§ Your goal
Return each row below that contains the string "coolant", copying the whole row. The match is case-sensitive.

§ Given records
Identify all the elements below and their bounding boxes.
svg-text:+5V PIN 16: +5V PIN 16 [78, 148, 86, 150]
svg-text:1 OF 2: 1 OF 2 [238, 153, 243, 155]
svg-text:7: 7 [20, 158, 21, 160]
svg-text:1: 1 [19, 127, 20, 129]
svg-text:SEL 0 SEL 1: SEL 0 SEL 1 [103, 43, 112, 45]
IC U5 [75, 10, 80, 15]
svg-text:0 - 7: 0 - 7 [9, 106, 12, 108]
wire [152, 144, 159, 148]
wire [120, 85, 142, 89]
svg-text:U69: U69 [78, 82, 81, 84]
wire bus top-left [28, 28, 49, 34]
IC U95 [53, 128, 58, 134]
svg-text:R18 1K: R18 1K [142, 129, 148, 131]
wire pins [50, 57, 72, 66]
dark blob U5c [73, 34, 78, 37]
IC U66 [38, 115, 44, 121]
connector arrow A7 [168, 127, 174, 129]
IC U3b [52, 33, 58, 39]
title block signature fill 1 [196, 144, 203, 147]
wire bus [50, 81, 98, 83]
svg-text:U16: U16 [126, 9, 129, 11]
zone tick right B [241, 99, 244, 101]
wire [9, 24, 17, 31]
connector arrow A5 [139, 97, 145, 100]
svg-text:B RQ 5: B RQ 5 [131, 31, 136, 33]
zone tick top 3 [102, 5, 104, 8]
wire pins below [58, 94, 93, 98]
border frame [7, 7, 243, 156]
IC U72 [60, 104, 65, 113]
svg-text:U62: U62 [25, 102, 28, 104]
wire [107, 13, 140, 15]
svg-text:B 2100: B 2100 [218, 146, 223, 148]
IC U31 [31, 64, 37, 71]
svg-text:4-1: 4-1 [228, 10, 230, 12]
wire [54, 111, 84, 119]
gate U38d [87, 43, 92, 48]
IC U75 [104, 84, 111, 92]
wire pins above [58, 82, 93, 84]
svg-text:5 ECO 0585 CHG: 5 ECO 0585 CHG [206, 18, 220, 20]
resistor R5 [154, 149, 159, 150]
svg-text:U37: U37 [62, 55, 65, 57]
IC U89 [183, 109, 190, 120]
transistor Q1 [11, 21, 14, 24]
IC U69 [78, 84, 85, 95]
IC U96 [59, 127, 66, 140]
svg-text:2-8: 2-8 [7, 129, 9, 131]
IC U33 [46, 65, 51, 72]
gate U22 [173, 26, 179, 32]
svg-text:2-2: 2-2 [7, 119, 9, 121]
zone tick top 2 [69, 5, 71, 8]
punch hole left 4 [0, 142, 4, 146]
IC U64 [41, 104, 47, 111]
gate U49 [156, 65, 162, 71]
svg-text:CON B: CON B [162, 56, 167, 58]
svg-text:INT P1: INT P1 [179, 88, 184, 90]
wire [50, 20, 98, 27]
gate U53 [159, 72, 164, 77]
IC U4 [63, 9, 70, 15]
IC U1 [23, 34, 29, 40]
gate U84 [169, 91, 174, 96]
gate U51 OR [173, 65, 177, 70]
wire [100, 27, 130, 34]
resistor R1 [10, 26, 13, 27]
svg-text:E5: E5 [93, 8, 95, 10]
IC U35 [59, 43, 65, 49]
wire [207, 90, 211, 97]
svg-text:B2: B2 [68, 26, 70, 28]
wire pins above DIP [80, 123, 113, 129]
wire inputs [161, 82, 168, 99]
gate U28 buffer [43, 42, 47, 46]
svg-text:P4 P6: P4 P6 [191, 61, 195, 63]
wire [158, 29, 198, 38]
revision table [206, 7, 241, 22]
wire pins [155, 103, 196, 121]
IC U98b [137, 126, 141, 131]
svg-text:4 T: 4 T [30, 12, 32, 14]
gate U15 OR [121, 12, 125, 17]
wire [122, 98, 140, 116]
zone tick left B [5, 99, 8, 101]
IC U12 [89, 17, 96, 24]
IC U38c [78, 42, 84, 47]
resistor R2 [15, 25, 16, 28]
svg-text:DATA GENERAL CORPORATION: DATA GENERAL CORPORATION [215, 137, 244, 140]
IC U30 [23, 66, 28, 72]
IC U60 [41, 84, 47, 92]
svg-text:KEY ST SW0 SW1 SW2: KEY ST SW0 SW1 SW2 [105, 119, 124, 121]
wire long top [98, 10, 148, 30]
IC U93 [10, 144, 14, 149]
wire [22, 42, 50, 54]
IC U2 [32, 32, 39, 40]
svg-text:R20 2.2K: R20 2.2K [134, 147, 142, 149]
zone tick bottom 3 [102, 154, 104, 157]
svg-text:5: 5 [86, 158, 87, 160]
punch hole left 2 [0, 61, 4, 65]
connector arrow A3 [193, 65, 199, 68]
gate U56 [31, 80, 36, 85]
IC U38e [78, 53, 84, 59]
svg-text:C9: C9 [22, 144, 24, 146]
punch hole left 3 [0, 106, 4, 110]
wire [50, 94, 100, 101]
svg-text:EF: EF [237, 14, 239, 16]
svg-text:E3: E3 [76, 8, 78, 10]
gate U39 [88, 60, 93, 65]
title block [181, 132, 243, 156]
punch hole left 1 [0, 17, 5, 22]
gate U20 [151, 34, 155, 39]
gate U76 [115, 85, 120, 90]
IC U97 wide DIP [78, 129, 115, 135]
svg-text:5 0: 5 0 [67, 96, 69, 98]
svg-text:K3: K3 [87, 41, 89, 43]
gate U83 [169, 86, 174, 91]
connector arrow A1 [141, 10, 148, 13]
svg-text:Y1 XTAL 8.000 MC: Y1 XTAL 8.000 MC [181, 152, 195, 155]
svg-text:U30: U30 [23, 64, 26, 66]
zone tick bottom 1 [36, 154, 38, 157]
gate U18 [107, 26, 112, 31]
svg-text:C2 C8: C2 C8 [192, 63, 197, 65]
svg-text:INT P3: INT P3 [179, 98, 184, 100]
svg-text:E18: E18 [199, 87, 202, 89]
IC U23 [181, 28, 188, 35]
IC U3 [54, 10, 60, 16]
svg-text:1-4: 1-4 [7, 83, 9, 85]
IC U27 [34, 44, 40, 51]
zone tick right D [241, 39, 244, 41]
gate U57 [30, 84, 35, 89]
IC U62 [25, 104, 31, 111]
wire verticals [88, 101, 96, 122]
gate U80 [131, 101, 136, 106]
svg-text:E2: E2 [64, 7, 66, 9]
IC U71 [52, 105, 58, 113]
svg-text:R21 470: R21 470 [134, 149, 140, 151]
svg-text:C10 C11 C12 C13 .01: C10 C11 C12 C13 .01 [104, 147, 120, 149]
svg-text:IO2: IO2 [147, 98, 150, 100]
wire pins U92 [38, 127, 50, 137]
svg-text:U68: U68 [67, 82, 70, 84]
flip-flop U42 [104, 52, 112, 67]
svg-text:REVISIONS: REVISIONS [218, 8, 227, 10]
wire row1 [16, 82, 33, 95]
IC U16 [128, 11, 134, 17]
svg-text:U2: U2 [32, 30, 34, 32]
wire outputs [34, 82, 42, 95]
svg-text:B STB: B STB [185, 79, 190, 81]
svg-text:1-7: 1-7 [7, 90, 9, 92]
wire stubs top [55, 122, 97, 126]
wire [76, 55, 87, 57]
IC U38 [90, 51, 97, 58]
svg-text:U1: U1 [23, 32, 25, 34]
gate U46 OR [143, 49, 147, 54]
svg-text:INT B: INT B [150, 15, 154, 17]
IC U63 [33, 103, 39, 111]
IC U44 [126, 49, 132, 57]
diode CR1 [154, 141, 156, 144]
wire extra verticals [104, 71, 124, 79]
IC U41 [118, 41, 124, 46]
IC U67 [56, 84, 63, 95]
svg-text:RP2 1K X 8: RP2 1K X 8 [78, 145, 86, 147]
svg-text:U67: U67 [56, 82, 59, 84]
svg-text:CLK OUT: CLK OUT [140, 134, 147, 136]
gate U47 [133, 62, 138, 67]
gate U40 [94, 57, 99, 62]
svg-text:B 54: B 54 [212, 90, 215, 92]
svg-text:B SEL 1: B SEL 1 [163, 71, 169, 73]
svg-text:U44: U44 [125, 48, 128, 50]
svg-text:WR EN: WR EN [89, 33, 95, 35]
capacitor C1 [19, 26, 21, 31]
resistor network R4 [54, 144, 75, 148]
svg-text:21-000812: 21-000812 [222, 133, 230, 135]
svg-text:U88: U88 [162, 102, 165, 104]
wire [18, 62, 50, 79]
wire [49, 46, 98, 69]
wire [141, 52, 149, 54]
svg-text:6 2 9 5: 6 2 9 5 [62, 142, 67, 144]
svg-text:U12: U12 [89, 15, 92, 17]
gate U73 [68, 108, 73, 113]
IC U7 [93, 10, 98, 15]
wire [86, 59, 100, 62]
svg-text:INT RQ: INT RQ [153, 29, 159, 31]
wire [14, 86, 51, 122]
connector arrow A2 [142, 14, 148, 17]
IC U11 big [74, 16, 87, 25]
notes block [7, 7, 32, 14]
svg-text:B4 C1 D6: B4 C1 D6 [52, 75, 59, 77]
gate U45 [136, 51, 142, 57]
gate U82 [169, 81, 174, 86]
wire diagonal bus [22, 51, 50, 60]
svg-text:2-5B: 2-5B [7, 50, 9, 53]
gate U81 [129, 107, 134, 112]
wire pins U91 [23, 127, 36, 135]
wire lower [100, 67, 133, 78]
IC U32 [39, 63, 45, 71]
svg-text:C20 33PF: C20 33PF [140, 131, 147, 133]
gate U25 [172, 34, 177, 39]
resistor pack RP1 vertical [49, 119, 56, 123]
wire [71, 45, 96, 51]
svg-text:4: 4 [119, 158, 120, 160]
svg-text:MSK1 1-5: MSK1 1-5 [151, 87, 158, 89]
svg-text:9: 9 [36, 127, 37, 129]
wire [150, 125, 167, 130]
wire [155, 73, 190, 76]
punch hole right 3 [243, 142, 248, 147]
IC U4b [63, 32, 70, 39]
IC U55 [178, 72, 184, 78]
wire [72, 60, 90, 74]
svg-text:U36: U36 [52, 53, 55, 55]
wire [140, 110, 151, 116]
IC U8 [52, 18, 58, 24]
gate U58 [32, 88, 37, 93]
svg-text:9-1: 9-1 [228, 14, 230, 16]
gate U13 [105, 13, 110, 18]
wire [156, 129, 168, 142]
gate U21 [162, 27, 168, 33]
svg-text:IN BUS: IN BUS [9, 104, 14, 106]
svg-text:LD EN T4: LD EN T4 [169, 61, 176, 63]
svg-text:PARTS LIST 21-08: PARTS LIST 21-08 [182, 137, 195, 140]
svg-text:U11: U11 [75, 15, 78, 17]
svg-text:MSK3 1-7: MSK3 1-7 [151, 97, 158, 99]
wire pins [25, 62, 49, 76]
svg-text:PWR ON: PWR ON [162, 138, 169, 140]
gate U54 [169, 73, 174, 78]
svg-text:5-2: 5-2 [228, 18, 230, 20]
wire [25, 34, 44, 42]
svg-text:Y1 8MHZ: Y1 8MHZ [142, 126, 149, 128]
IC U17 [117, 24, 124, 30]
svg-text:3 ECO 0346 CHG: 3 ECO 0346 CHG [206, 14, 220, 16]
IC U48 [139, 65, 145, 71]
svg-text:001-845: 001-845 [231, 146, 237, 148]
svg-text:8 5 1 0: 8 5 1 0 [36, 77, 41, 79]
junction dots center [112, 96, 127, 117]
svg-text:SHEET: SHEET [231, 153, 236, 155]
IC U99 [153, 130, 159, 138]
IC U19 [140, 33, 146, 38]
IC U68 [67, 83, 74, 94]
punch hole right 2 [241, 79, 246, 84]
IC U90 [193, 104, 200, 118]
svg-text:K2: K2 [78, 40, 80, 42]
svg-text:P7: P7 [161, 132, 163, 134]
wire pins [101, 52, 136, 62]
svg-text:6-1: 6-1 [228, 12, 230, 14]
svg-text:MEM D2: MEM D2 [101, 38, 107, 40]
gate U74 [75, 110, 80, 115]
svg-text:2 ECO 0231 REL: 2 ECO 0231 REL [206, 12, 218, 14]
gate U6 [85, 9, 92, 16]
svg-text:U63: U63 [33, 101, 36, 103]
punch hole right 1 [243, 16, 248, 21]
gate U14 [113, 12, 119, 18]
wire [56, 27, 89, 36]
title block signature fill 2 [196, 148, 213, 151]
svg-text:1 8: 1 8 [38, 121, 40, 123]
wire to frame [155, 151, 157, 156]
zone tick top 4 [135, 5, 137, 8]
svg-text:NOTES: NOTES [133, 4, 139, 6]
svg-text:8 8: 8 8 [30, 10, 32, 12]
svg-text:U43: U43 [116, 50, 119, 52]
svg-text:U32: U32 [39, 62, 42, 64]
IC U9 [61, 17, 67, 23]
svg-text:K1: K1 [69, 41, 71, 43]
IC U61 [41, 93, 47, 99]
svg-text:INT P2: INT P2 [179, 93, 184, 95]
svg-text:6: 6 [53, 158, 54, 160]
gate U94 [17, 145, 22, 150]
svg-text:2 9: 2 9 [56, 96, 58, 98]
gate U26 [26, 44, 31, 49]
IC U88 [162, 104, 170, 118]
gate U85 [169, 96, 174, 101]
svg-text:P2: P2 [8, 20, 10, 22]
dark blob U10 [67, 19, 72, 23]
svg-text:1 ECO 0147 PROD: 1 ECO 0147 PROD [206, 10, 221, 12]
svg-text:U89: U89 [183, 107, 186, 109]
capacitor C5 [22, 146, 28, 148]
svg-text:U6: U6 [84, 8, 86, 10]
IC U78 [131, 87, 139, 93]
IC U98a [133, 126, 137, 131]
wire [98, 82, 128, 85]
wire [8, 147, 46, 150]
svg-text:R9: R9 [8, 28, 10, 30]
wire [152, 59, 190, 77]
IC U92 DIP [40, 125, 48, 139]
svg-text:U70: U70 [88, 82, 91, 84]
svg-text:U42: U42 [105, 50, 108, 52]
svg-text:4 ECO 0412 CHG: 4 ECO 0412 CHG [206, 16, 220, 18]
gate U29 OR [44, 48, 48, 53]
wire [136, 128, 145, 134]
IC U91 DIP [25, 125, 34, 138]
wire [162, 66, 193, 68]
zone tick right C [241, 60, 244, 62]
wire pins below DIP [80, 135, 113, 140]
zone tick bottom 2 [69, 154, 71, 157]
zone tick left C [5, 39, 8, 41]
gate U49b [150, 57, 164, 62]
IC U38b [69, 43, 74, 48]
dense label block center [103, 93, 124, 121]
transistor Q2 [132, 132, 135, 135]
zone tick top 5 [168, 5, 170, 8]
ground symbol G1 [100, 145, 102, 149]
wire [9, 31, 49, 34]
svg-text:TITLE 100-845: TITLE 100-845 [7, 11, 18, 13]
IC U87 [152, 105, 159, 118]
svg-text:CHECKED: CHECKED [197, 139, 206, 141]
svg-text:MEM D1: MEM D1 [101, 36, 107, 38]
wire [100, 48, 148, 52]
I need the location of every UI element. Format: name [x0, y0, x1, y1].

==

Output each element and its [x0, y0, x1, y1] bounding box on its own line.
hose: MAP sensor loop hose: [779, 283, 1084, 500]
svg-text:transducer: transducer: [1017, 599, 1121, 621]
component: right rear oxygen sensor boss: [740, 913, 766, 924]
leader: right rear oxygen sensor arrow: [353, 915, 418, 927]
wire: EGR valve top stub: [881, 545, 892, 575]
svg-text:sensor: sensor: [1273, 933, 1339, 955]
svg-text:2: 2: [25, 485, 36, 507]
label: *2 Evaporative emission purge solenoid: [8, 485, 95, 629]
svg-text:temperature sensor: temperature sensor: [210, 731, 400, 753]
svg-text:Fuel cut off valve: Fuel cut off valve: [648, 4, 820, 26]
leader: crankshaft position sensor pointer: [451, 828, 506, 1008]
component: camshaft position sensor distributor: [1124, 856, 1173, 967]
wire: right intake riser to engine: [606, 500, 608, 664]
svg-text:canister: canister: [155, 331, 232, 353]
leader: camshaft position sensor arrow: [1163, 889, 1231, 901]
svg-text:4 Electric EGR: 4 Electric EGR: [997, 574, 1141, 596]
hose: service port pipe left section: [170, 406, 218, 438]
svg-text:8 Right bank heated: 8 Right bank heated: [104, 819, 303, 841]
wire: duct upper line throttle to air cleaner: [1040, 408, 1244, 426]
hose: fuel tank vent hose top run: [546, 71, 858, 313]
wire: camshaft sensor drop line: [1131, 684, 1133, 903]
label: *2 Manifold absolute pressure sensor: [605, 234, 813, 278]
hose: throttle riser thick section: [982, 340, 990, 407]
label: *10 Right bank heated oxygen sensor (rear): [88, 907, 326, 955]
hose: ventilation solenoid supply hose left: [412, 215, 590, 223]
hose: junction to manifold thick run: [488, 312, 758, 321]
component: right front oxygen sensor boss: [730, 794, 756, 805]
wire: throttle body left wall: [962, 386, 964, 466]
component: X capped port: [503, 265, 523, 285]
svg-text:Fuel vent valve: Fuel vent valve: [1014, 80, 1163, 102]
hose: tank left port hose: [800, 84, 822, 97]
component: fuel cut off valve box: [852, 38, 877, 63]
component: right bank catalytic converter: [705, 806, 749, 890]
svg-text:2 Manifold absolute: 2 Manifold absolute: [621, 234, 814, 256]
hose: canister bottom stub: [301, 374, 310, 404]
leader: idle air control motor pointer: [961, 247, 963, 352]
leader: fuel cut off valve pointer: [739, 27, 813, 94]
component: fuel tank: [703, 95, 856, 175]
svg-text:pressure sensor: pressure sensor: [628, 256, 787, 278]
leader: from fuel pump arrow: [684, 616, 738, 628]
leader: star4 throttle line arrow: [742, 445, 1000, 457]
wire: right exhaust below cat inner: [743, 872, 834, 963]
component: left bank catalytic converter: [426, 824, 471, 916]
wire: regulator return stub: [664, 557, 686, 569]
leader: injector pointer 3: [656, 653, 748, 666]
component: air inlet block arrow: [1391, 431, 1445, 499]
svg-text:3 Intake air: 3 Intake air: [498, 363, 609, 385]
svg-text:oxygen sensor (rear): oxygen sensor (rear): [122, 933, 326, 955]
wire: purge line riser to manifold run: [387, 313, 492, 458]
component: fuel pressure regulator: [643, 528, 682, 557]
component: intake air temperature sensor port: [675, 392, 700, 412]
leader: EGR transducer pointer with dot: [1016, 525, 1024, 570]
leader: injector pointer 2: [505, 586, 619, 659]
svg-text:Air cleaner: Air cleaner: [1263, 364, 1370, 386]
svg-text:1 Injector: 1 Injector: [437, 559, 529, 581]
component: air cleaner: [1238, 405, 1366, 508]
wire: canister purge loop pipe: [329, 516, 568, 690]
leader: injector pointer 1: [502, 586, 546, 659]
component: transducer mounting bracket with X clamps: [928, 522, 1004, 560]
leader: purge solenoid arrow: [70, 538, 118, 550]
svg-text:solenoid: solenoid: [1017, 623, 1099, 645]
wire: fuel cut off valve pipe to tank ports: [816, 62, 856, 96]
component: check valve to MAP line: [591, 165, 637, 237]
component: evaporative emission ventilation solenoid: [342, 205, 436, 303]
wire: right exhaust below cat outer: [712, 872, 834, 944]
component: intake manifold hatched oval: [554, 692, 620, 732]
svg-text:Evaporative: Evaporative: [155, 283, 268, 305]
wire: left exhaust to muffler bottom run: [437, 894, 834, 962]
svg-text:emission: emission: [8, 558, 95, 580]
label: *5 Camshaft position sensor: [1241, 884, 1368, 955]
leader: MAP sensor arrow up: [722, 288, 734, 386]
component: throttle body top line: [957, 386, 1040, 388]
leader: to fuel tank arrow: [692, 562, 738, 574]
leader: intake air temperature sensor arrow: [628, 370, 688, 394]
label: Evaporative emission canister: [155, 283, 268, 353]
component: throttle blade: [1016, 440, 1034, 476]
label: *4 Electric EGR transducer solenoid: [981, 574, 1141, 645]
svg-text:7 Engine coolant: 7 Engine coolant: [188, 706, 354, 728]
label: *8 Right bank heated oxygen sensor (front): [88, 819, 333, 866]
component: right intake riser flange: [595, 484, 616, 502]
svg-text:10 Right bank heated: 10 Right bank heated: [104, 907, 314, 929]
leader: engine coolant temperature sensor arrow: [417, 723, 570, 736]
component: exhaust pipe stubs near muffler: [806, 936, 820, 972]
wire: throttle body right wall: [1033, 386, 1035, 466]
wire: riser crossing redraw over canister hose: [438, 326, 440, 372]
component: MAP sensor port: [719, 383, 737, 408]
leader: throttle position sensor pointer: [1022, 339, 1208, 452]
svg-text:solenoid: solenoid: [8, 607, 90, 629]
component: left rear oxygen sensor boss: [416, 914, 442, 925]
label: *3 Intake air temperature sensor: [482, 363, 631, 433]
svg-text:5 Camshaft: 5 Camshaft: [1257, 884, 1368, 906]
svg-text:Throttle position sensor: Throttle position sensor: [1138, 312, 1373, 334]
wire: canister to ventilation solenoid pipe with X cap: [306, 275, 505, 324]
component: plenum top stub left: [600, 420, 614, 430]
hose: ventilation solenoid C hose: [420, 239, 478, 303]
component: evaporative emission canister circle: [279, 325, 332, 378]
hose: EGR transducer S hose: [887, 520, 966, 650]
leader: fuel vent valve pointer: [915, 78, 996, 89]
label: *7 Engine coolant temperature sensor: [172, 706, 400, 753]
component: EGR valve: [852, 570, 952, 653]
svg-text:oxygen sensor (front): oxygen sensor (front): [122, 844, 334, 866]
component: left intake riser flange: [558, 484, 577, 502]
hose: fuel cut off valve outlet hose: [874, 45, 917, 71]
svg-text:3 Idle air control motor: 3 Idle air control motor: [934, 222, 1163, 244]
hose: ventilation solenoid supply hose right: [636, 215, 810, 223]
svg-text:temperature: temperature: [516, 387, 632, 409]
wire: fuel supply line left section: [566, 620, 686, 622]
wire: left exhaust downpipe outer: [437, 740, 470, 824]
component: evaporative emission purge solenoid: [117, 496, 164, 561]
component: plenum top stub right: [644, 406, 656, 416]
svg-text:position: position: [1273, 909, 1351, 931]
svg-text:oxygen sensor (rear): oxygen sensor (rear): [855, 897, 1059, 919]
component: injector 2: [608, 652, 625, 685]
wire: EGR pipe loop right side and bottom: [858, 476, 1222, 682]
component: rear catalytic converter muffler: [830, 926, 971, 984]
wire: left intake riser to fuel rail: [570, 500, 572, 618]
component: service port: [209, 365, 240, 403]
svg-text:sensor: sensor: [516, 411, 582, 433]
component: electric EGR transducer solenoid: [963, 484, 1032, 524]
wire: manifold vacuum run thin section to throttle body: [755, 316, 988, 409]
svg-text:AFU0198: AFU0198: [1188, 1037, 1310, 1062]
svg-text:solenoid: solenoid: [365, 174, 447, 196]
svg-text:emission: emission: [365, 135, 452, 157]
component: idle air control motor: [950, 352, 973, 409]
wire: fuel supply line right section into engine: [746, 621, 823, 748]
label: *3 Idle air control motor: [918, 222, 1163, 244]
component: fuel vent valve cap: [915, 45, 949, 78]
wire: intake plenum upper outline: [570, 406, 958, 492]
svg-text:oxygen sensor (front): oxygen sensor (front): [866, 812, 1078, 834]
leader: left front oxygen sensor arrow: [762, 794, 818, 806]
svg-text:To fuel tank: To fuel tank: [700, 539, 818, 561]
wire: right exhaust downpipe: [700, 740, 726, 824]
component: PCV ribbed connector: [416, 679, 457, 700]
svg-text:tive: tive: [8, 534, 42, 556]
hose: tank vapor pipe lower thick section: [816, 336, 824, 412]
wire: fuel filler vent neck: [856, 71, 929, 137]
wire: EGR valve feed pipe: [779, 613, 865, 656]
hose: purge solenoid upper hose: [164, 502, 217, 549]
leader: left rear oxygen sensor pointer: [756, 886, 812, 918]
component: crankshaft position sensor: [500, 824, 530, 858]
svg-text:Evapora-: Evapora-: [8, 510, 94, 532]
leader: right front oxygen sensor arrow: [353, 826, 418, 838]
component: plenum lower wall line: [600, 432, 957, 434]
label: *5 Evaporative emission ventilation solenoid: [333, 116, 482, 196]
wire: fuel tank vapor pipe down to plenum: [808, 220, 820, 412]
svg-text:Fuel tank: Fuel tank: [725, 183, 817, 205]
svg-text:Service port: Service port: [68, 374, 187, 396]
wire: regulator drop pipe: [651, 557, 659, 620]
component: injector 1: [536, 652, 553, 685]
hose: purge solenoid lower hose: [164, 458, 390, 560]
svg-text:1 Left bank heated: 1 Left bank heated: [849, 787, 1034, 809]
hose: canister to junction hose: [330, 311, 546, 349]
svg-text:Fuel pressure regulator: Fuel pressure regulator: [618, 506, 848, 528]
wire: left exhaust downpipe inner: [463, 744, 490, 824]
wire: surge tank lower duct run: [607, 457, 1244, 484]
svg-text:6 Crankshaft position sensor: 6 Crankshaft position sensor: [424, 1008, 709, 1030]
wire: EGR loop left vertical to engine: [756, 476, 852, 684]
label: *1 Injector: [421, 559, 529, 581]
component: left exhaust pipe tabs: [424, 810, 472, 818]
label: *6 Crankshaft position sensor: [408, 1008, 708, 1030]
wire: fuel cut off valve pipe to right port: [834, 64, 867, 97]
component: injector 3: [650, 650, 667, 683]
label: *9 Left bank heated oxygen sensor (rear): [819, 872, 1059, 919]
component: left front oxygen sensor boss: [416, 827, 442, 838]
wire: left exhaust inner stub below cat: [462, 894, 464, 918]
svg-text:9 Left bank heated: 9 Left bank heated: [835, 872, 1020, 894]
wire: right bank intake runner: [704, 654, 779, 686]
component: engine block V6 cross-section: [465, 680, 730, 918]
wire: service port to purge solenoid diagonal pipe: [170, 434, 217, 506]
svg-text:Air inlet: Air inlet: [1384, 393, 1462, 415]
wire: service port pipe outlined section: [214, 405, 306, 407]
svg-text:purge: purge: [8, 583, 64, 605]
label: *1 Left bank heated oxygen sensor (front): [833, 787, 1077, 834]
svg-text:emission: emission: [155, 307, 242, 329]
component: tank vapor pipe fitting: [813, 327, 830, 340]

§ Answer to the exercise
svg-text:7 Engine coolant: 7 Engine coolant: [188, 706, 354, 728]
leader: engine coolant temperature sensor arrow: [417, 723, 570, 736]
label: *7 Engine coolant temperature sensor: [172, 706, 400, 753]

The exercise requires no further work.